* Do this: Return every record below exactly as written, but leave out the pictures.

* Exercise inputs:
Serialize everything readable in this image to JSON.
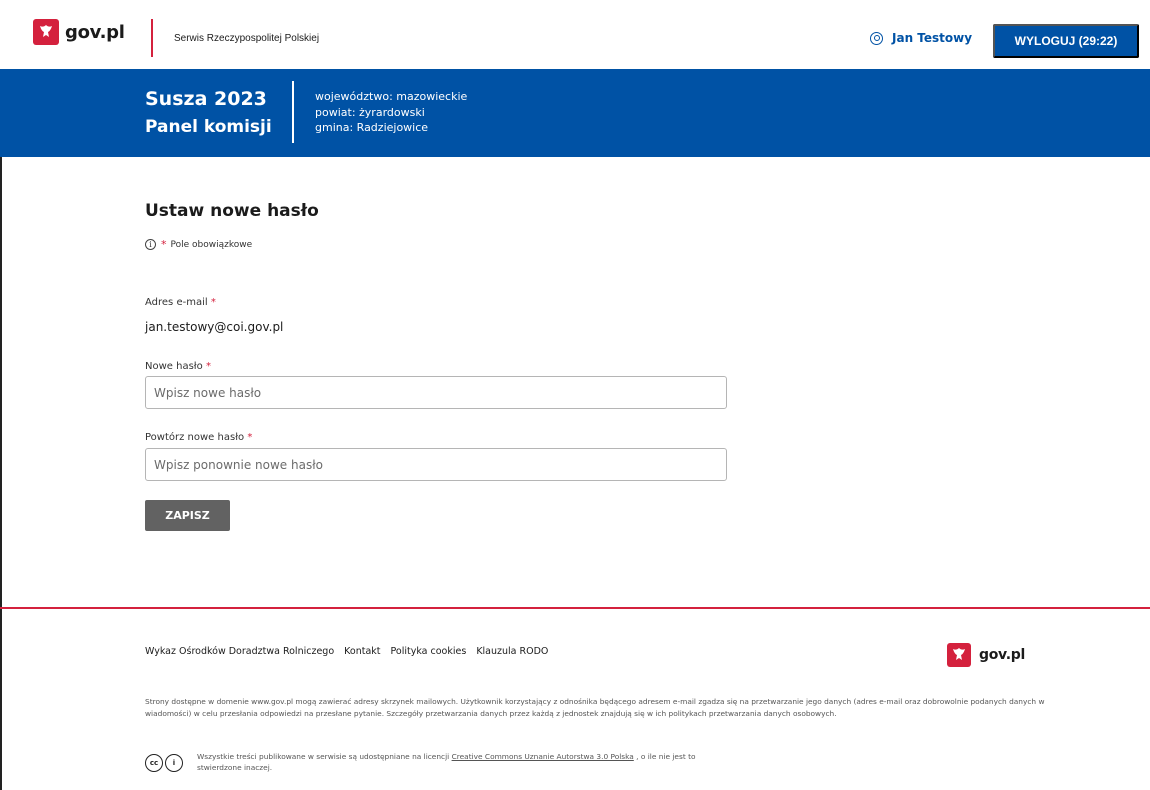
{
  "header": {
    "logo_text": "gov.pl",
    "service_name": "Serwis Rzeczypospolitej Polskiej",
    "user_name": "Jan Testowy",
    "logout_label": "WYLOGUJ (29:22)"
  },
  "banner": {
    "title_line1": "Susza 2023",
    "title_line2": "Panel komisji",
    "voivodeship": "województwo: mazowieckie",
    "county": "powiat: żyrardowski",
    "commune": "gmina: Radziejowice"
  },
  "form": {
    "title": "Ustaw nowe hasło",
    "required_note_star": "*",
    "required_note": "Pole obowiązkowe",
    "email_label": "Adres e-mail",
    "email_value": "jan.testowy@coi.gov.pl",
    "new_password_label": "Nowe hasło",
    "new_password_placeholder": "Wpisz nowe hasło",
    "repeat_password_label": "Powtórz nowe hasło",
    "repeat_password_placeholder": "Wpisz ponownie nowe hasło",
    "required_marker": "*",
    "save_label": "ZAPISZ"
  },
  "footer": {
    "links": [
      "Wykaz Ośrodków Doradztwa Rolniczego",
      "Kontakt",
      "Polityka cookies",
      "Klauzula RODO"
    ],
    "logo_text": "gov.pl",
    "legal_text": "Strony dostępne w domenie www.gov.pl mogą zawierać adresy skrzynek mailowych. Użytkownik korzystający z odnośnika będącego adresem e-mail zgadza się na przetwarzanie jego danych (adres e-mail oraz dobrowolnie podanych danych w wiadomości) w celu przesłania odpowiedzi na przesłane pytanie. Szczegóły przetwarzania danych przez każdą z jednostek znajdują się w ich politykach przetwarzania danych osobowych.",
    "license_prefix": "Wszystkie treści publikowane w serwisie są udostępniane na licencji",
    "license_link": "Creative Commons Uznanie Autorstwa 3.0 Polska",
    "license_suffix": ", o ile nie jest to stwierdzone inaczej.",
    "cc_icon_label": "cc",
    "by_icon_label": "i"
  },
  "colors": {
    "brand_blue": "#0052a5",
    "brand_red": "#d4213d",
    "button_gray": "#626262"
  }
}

* Solved problem:
Serialize everything readable in this image to JSON.
{
  "header": {
    "logo_text": "gov.pl",
    "service_name": "Serwis Rzeczypospolitej Polskiej",
    "user_name": "Jan Testowy",
    "logout_label": "WYLOGUJ (29:22)"
  },
  "banner": {
    "title_line1": "Susza 2023",
    "title_line2": "Panel komisji",
    "voivodeship": "województwo: mazowieckie",
    "county": "powiat: żyrardowski",
    "commune": "gmina: Radziejowice"
  },
  "form": {
    "title": "Ustaw nowe hasło",
    "required_note_star": "*",
    "required_note": "Pole obowiązkowe",
    "email_label": "Adres e-mail",
    "email_value": "jan.testowy@coi.gov.pl",
    "new_password_label": "Nowe hasło",
    "new_password_placeholder": "Wpisz nowe hasło",
    "repeat_password_label": "Powtórz nowe hasło",
    "repeat_password_placeholder": "Wpisz ponownie nowe hasło",
    "required_marker": "*",
    "save_label": "ZAPISZ"
  },
  "footer": {
    "links": [
      "Wykaz Ośrodków Doradztwa Rolniczego",
      "Kontakt",
      "Polityka cookies",
      "Klauzula RODO"
    ],
    "logo_text": "gov.pl",
    "legal_text": "Strony dostępne w domenie www.gov.pl mogą zawierać adresy skrzynek mailowych. Użytkownik korzystający z odnośnika będącego adresem e-mail zgadza się na przetwarzanie jego danych (adres e-mail oraz dobrowolnie podanych danych w wiadomości) w celu przesłania odpowiedzi na przesłane pytanie. Szczegóły przetwarzania danych przez każdą z jednostek znajdują się w ich politykach przetwarzania danych osobowych.",
    "license_prefix": "Wszystkie treści publikowane w serwisie są udostępniane na licencji",
    "license_link": "Creative Commons Uznanie Autorstwa 3.0 Polska",
    "license_suffix": ", o ile nie jest to stwierdzone inaczej.",
    "cc_icon_label": "cc",
    "by_icon_label": "i"
  },
  "colors": {
    "brand_blue": "#0052a5",
    "brand_red": "#d4213d",
    "button_gray": "#626262"
  }
}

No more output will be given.